What you are asked to do => Copy the data below exactly, omitting any picture it contains.
------------------------------------
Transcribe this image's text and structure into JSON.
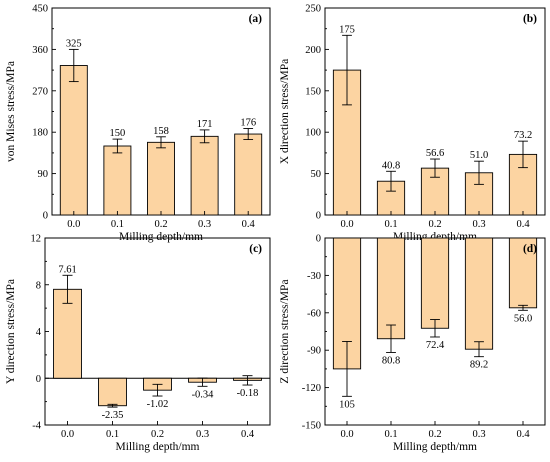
{
  "colors": {
    "bar_fill": "#fcd4a2",
    "bar_stroke": "#000000",
    "background": "#ffffff"
  },
  "chart_data": [
    {
      "type": "bar",
      "panel": "(a)",
      "categories": [
        "0.0",
        "0.1",
        "0.2",
        "0.3",
        "0.4"
      ],
      "values": [
        325,
        150,
        158,
        171,
        176
      ],
      "value_labels": [
        "325",
        "150",
        "158",
        "171",
        "176"
      ],
      "errors": [
        35,
        15,
        12,
        14,
        12
      ],
      "xlabel": "Milling depth/mm",
      "ylabel": "von Mises stress/MPa",
      "ylim": [
        0,
        450
      ],
      "yticks": [
        0,
        90,
        180,
        270,
        360,
        450
      ],
      "ytick_labels": [
        "0",
        "90",
        "180",
        "270",
        "360",
        "450"
      ],
      "grid": false
    },
    {
      "type": "bar",
      "panel": "(b)",
      "categories": [
        "0.0",
        "0.1",
        "0.2",
        "0.3",
        "0.4"
      ],
      "values": [
        175,
        40.8,
        56.6,
        51.0,
        73.2
      ],
      "value_labels": [
        "175",
        "40.8",
        "56.6",
        "51.0",
        "73.2"
      ],
      "errors": [
        42,
        12,
        11,
        14,
        16
      ],
      "xlabel": "Milling depth/mm",
      "ylabel": "X direction stress/MPa",
      "ylim": [
        0,
        250
      ],
      "yticks": [
        0,
        50,
        100,
        150,
        200,
        250
      ],
      "ytick_labels": [
        "0",
        "50",
        "100",
        "150",
        "200",
        "250"
      ],
      "grid": false
    },
    {
      "type": "bar",
      "panel": "(c)",
      "categories": [
        "0.0",
        "0.1",
        "0.2",
        "0.3",
        "0.4"
      ],
      "values": [
        7.61,
        -2.35,
        -1.02,
        -0.34,
        -0.18
      ],
      "value_labels": [
        "7.61",
        "-2.35",
        "-1.02",
        "-0.34",
        "-0.18"
      ],
      "errors": [
        1.2,
        0.12,
        0.5,
        0.35,
        0.4
      ],
      "xlabel": "Milling depth/mm",
      "ylabel": "Y direction stress/MPa",
      "ylim": [
        -4,
        12
      ],
      "yticks": [
        -4,
        0,
        4,
        8,
        12
      ],
      "ytick_labels": [
        "-4",
        "0",
        "4",
        "8",
        "12"
      ],
      "grid": false
    },
    {
      "type": "bar",
      "panel": "(d)",
      "categories": [
        "0.0",
        "0.1",
        "0.2",
        "0.3",
        "0.4"
      ],
      "values": [
        -105,
        -80.8,
        -72.4,
        -89.2,
        -56.0
      ],
      "value_labels": [
        "105",
        "80.8",
        "72.4",
        "89.2",
        "56.0"
      ],
      "errors": [
        22,
        11,
        7,
        6,
        2
      ],
      "xlabel": "Milling depth/mm",
      "ylabel": "Z direction stress/MPa",
      "ylim": [
        -150,
        0
      ],
      "yticks": [
        -150,
        -120,
        -90,
        -60,
        -30,
        0
      ],
      "ytick_labels": [
        "-150",
        "-120",
        "-90",
        "-60",
        "-30",
        "0"
      ],
      "grid": false
    }
  ]
}
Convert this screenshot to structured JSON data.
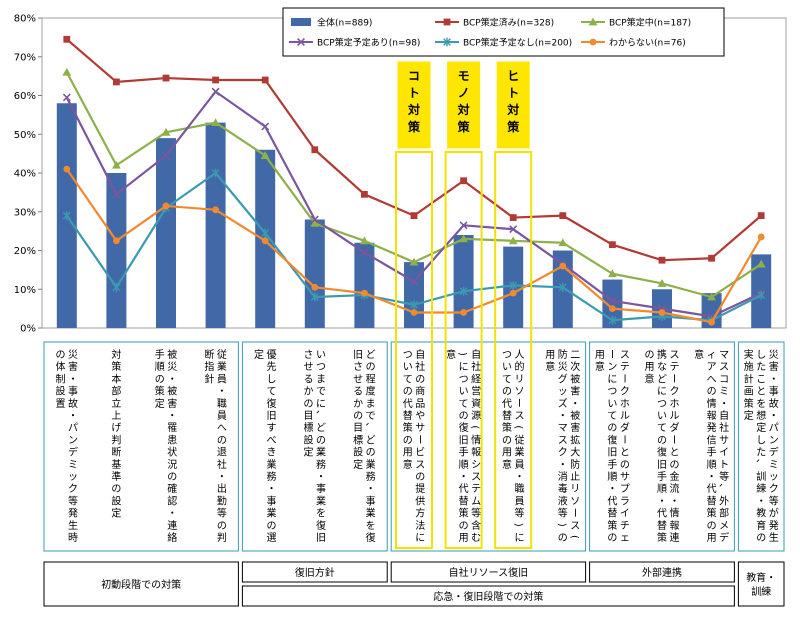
------------------------------------
Task response =>
Transcribe this image's text and structure into JSON.
{
  "colors": {
    "bar_fill": "#fcd4a2",
    "bar_stroke": "#000000",
    "background": "#ffffff"
  },
  "chart_data": [
    {
      "type": "bar",
      "panel": "(a)",
      "categories": [
        "0.0",
        "0.1",
        "0.2",
        "0.3",
        "0.4"
      ],
      "values": [
        325,
        150,
        158,
        171,
        176
      ],
      "value_labels": [
        "325",
        "150",
        "158",
        "171",
        "176"
      ],
      "errors": [
        35,
        15,
        12,
        14,
        12
      ],
      "xlabel": "Milling depth/mm",
      "ylabel": "von Mises stress/MPa",
      "ylim": [
        0,
        450
      ],
      "yticks": [
        0,
        90,
        180,
        270,
        360,
        450
      ],
      "ytick_labels": [
        "0",
        "90",
        "180",
        "270",
        "360",
        "450"
      ],
      "grid": false
    },
    {
      "type": "bar",
      "panel": "(b)",
      "categories": [
        "0.0",
        "0.1",
        "0.2",
        "0.3",
        "0.4"
      ],
      "values": [
        175,
        40.8,
        56.6,
        51.0,
        73.2
      ],
      "value_labels": [
        "175",
        "40.8",
        "56.6",
        "51.0",
        "73.2"
      ],
      "errors": [
        42,
        12,
        11,
        14,
        16
      ],
      "xlabel": "Milling depth/mm",
      "ylabel": "X direction stress/MPa",
      "ylim": [
        0,
        250
      ],
      "yticks": [
        0,
        50,
        100,
        150,
        200,
        250
      ],
      "ytick_labels": [
        "0",
        "50",
        "100",
        "150",
        "200",
        "250"
      ],
      "grid": false
    },
    {
      "type": "bar",
      "panel": "(c)",
      "categories": [
        "0.0",
        "0.1",
        "0.2",
        "0.3",
        "0.4"
      ],
      "values": [
        7.61,
        -2.35,
        -1.02,
        -0.34,
        -0.18
      ],
      "value_labels": [
        "7.61",
        "-2.35",
        "-1.02",
        "-0.34",
        "-0.18"
      ],
      "errors": [
        1.2,
        0.12,
        0.5,
        0.35,
        0.4
      ],
      "xlabel": "Milling depth/mm",
      "ylabel": "Y direction stress/MPa",
      "ylim": [
        -4,
        12
      ],
      "yticks": [
        -4,
        0,
        4,
        8,
        12
      ],
      "ytick_labels": [
        "-4",
        "0",
        "4",
        "8",
        "12"
      ],
      "grid": false
    },
    {
      "type": "bar",
      "panel": "(d)",
      "categories": [
        "0.0",
        "0.1",
        "0.2",
        "0.3",
        "0.4"
      ],
      "values": [
        -105,
        -80.8,
        -72.4,
        -89.2,
        -56.0
      ],
      "value_labels": [
        "105",
        "80.8",
        "72.4",
        "89.2",
        "56.0"
      ],
      "errors": [
        22,
        11,
        7,
        6,
        2
      ],
      "xlabel": "Milling depth/mm",
      "ylabel": "Z direction stress/MPa",
      "ylim": [
        -150,
        0
      ],
      "yticks": [
        -150,
        -120,
        -90,
        -60,
        -30,
        0
      ],
      "ytick_labels": [
        "-150",
        "-120",
        "-90",
        "-60",
        "-30",
        "0"
      ],
      "grid": false
    }
  ]
}
Convert this screenshot to structured JSON data.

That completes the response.